Task details – Below are some records; repeat them all exactly, minus the pictures.

Rows –
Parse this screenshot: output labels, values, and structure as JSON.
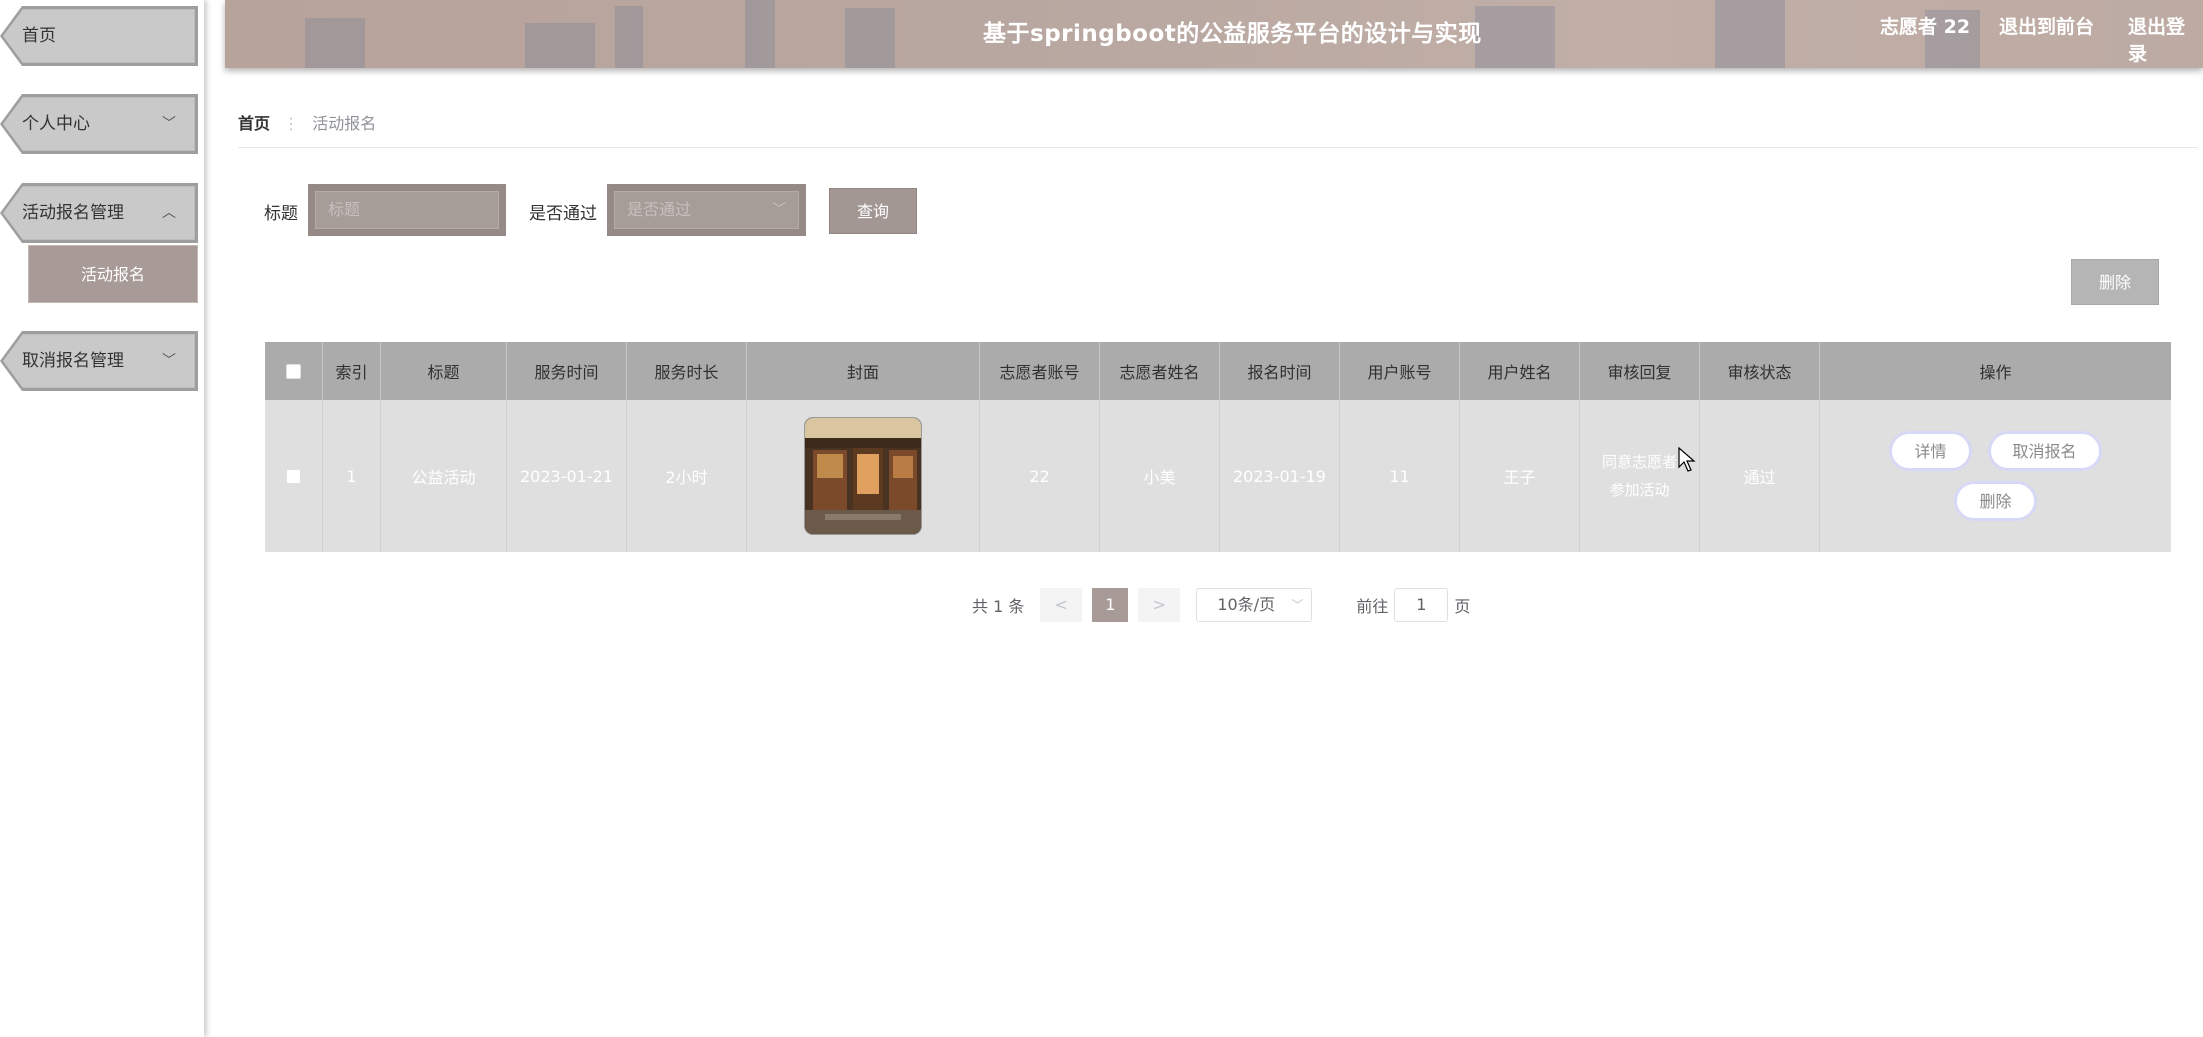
{
  "sidebar": {
    "items": [
      {
        "label": "首页"
      },
      {
        "label": "个人中心",
        "chevron": "chevron-down"
      },
      {
        "label": "活动报名管理",
        "chevron": "chevron-up"
      },
      {
        "label": "取消报名管理",
        "chevron": "chevron-down"
      }
    ],
    "submenu": {
      "label": "活动报名"
    }
  },
  "header": {
    "title": "基于springboot的公益服务平台的设计与实现",
    "user": "志愿者 22",
    "to_front": "退出到前台",
    "logout": "退出登录"
  },
  "breadcrumb": {
    "home": "首页",
    "separator": "⋮",
    "current": "活动报名"
  },
  "search": {
    "title_label": "标题",
    "title_placeholder": "标题",
    "pass_label": "是否通过",
    "pass_placeholder": "是否通过",
    "query_button": "查询"
  },
  "toolbar": {
    "delete_button": "删除"
  },
  "table": {
    "columns": [
      "索引",
      "标题",
      "服务时间",
      "服务时长",
      "封面",
      "志愿者账号",
      "志愿者姓名",
      "报名时间",
      "用户账号",
      "用户姓名",
      "审核回复",
      "审核状态",
      "操作"
    ],
    "rows": [
      {
        "index": "1",
        "title": "公益活动",
        "service_time": "2023-01-21",
        "duration": "2小时",
        "volunteer_account": "22",
        "volunteer_name": "小美",
        "signup_time": "2023-01-19",
        "user_account": "11",
        "user_name": "王子",
        "reply_line1": "同意志愿者",
        "reply_line2": "参加活动",
        "status": "通过",
        "actions": {
          "detail": "详情",
          "cancel": "取消报名",
          "delete": "删除"
        }
      }
    ]
  },
  "pagination": {
    "total": "共 1 条",
    "prev": "<",
    "page": "1",
    "next": ">",
    "page_size": "10条/页",
    "goto_label": "前往",
    "goto_value": "1",
    "page_unit": "页"
  },
  "colors": {
    "accent": "#a89a96",
    "header": "#b8a39b",
    "table_head": "#ababab",
    "table_row": "#dfdfdf"
  }
}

Answer for the task –
Parse this screenshot: output labels, values, and structure as JSON.
{
  "sidebar": {
    "items": [
      {
        "label": "首页"
      },
      {
        "label": "个人中心",
        "chevron": "chevron-down"
      },
      {
        "label": "活动报名管理",
        "chevron": "chevron-up"
      },
      {
        "label": "取消报名管理",
        "chevron": "chevron-down"
      }
    ],
    "submenu": {
      "label": "活动报名"
    }
  },
  "header": {
    "title": "基于springboot的公益服务平台的设计与实现",
    "user": "志愿者 22",
    "to_front": "退出到前台",
    "logout": "退出登录"
  },
  "breadcrumb": {
    "home": "首页",
    "separator": "⋮",
    "current": "活动报名"
  },
  "search": {
    "title_label": "标题",
    "title_placeholder": "标题",
    "pass_label": "是否通过",
    "pass_placeholder": "是否通过",
    "query_button": "查询"
  },
  "toolbar": {
    "delete_button": "删除"
  },
  "table": {
    "columns": [
      "索引",
      "标题",
      "服务时间",
      "服务时长",
      "封面",
      "志愿者账号",
      "志愿者姓名",
      "报名时间",
      "用户账号",
      "用户姓名",
      "审核回复",
      "审核状态",
      "操作"
    ],
    "rows": [
      {
        "index": "1",
        "title": "公益活动",
        "service_time": "2023-01-21",
        "duration": "2小时",
        "volunteer_account": "22",
        "volunteer_name": "小美",
        "signup_time": "2023-01-19",
        "user_account": "11",
        "user_name": "王子",
        "reply_line1": "同意志愿者",
        "reply_line2": "参加活动",
        "status": "通过",
        "actions": {
          "detail": "详情",
          "cancel": "取消报名",
          "delete": "删除"
        }
      }
    ]
  },
  "pagination": {
    "total": "共 1 条",
    "prev": "<",
    "page": "1",
    "next": ">",
    "page_size": "10条/页",
    "goto_label": "前往",
    "goto_value": "1",
    "page_unit": "页"
  },
  "colors": {
    "accent": "#a89a96",
    "header": "#b8a39b",
    "table_head": "#ababab",
    "table_row": "#dfdfdf"
  }
}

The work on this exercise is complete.